● **Job**: Using the data below, copy every line that contains the word "this".

# Start of Data extract

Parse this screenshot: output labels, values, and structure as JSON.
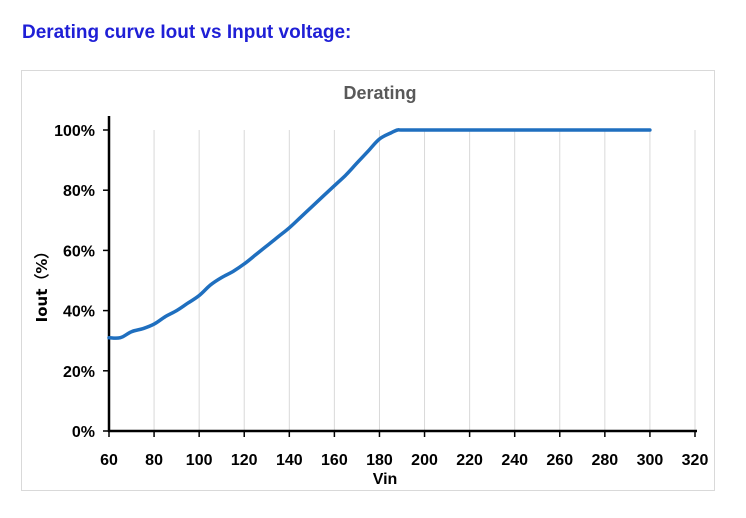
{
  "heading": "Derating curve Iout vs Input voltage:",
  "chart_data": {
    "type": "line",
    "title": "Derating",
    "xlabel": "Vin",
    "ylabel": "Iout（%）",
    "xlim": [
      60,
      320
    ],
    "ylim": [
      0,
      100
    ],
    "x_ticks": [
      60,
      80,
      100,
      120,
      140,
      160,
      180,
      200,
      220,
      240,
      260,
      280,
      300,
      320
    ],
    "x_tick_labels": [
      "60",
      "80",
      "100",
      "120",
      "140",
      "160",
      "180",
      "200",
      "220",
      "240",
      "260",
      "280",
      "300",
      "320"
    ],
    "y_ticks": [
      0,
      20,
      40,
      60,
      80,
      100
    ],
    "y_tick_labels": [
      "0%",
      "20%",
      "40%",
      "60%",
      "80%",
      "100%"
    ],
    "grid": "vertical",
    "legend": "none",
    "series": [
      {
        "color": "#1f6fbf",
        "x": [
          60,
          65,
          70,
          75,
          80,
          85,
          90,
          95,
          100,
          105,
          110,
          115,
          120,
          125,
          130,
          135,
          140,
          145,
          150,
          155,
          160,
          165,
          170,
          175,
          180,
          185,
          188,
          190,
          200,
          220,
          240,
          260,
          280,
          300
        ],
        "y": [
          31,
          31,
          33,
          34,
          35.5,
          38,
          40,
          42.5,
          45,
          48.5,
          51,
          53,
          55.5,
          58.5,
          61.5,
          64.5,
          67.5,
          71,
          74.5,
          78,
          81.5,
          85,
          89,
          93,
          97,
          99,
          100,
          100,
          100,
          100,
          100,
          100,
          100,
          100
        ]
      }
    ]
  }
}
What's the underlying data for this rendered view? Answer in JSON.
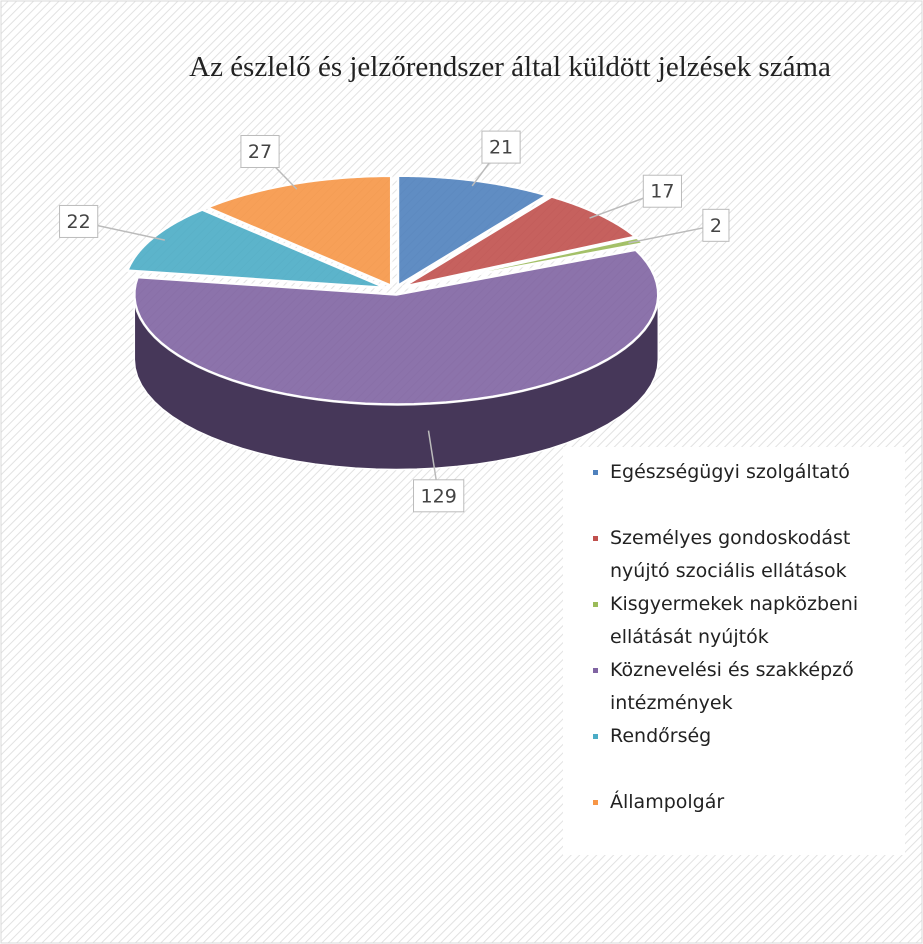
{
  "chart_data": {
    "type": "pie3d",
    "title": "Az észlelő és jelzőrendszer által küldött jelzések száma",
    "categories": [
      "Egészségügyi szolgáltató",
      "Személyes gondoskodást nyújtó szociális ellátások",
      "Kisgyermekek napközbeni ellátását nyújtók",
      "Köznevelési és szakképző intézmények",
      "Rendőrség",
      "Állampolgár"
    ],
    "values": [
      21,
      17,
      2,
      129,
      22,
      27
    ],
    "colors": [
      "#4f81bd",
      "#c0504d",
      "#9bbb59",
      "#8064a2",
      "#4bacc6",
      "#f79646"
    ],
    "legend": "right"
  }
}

# End of Data extract

● **Task result**:
Parse this screenshot: output labels, values, and structure as JSON.
What's the underlying data for this rendered view? Answer in JSON.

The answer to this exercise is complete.